## Set task
Below is a listing; copy all of it exactly.

(Stored items from a collection)

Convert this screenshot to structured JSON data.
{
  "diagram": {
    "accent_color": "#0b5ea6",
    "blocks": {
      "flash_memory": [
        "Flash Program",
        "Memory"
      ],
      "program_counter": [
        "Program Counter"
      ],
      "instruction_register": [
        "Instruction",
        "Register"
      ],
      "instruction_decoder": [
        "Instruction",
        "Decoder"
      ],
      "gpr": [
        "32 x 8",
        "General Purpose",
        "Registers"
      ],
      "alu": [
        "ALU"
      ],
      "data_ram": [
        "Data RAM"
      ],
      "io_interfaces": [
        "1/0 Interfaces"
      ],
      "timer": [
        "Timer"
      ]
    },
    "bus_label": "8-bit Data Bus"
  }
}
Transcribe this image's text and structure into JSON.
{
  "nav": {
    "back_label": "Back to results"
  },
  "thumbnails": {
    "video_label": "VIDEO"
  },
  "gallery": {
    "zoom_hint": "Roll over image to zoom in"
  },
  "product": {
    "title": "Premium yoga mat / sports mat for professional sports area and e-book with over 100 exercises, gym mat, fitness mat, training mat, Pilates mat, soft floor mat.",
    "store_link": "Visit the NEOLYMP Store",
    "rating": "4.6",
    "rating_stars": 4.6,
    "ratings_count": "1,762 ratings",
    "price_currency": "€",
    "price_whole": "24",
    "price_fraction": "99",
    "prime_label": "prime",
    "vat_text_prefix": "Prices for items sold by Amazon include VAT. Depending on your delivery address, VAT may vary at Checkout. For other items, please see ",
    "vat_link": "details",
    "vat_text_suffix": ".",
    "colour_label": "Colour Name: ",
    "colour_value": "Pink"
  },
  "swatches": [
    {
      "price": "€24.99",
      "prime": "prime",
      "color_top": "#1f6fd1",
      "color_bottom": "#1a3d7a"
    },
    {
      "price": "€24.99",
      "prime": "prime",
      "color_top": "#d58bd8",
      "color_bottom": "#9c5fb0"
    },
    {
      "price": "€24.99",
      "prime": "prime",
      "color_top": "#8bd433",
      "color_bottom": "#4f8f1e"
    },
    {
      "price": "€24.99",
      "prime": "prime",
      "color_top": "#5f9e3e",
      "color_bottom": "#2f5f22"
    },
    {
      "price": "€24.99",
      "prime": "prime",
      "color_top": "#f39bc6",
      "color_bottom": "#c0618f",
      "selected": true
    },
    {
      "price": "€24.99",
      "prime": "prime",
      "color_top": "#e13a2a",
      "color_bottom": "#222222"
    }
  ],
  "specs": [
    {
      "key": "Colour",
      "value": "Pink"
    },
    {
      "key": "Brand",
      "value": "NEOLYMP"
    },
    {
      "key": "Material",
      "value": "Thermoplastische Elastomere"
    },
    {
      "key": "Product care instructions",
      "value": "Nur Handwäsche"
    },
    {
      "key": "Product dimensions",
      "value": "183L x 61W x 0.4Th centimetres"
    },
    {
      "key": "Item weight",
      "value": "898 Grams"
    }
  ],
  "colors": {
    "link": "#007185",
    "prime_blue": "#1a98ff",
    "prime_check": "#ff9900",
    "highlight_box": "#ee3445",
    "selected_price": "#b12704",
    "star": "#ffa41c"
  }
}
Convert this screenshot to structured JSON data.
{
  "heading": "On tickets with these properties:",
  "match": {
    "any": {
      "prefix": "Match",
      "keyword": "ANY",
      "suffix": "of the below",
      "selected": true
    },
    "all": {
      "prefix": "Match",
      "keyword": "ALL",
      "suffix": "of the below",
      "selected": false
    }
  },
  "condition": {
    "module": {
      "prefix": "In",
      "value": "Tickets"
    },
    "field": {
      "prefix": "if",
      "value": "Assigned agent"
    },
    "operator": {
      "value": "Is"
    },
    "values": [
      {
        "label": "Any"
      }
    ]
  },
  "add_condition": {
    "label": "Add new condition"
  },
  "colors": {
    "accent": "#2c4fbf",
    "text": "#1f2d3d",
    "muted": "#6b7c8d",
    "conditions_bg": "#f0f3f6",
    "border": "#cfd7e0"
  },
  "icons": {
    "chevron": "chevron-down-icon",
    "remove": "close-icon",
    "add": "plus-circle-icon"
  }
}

## Output of the task
Convert this screenshot to structured JSON data.
{
  "diagram": {
    "accent_color": "#0b5ea6",
    "blocks": {
      "flash_memory": [
        "Flash Program",
        "Memory"
      ],
      "program_counter": [
        "Program Counter"
      ],
      "instruction_register": [
        "Instruction",
        "Register"
      ],
      "instruction_decoder": [
        "Instruction",
        "Decoder"
      ],
      "gpr": [
        "32 x 8",
        "General Purpose",
        "Registers"
      ],
      "alu": [
        "ALU"
      ],
      "data_ram": [
        "Data RAM"
      ],
      "io_interfaces": [
        "1/0 Interfaces"
      ],
      "timer": [
        "Timer"
      ]
    },
    "bus_label": "8-bit Data Bus"
  }
}
Transcribe this image's text and structure into JSON.
{
  "nav": {
    "back_label": "Back to results"
  },
  "thumbnails": {
    "video_label": "VIDEO"
  },
  "gallery": {
    "zoom_hint": "Roll over image to zoom in"
  },
  "product": {
    "title": "Premium yoga mat / sports mat for professional sports area and e-book with over 100 exercises, gym mat, fitness mat, training mat, Pilates mat, soft floor mat.",
    "store_link": "Visit the NEOLYMP Store",
    "rating": "4.6",
    "rating_stars": 4.6,
    "ratings_count": "1,762 ratings",
    "price_currency": "€",
    "price_whole": "24",
    "price_fraction": "99",
    "prime_label": "prime",
    "vat_text_prefix": "Prices for items sold by Amazon include VAT. Depending on your delivery address, VAT may vary at Checkout. For other items, please see ",
    "vat_link": "details",
    "vat_text_suffix": ".",
    "colour_label": "Colour Name: ",
    "colour_value": "Pink"
  },
  "swatches": [
    {
      "price": "€24.99",
      "prime": "prime",
      "color_top": "#1f6fd1",
      "color_bottom": "#1a3d7a"
    },
    {
      "price": "€24.99",
      "prime": "prime",
      "color_top": "#d58bd8",
      "color_bottom": "#9c5fb0"
    },
    {
      "price": "€24.99",
      "prime": "prime",
      "color_top": "#8bd433",
      "color_bottom": "#4f8f1e"
    },
    {
      "price": "€24.99",
      "prime": "prime",
      "color_top": "#5f9e3e",
      "color_bottom": "#2f5f22"
    },
    {
      "price": "€24.99",
      "prime": "prime",
      "color_top": "#f39bc6",
      "color_bottom": "#c0618f",
      "selected": true
    },
    {
      "price": "€24.99",
      "prime": "prime",
      "color_top": "#e13a2a",
      "color_bottom": "#222222"
    }
  ],
  "specs": [
    {
      "key": "Colour",
      "value": "Pink"
    },
    {
      "key": "Brand",
      "value": "NEOLYMP"
    },
    {
      "key": "Material",
      "value": "Thermoplastische Elastomere"
    },
    {
      "key": "Product care instructions",
      "value": "Nur Handwäsche"
    },
    {
      "key": "Product dimensions",
      "value": "183L x 61W x 0.4Th centimetres"
    },
    {
      "key": "Item weight",
      "value": "898 Grams"
    }
  ],
  "colors": {
    "link": "#007185",
    "prime_blue": "#1a98ff",
    "prime_check": "#ff9900",
    "highlight_box": "#ee3445",
    "selected_price": "#b12704",
    "star": "#ffa41c"
  }
}
Convert this screenshot to structured JSON data.
{
  "heading": "On tickets with these properties:",
  "match": {
    "any": {
      "prefix": "Match",
      "keyword": "ANY",
      "suffix": "of the below",
      "selected": true
    },
    "all": {
      "prefix": "Match",
      "keyword": "ALL",
      "suffix": "of the below",
      "selected": false
    }
  },
  "condition": {
    "module": {
      "prefix": "In",
      "value": "Tickets"
    },
    "field": {
      "prefix": "if",
      "value": "Assigned agent"
    },
    "operator": {
      "value": "Is"
    },
    "values": [
      {
        "label": "Any"
      }
    ]
  },
  "add_condition": {
    "label": "Add new condition"
  },
  "colors": {
    "accent": "#2c4fbf",
    "text": "#1f2d3d",
    "muted": "#6b7c8d",
    "conditions_bg": "#f0f3f6",
    "border": "#cfd7e0"
  },
  "icons": {
    "chevron": "chevron-down-icon",
    "remove": "close-icon",
    "add": "plus-circle-icon"
  }
}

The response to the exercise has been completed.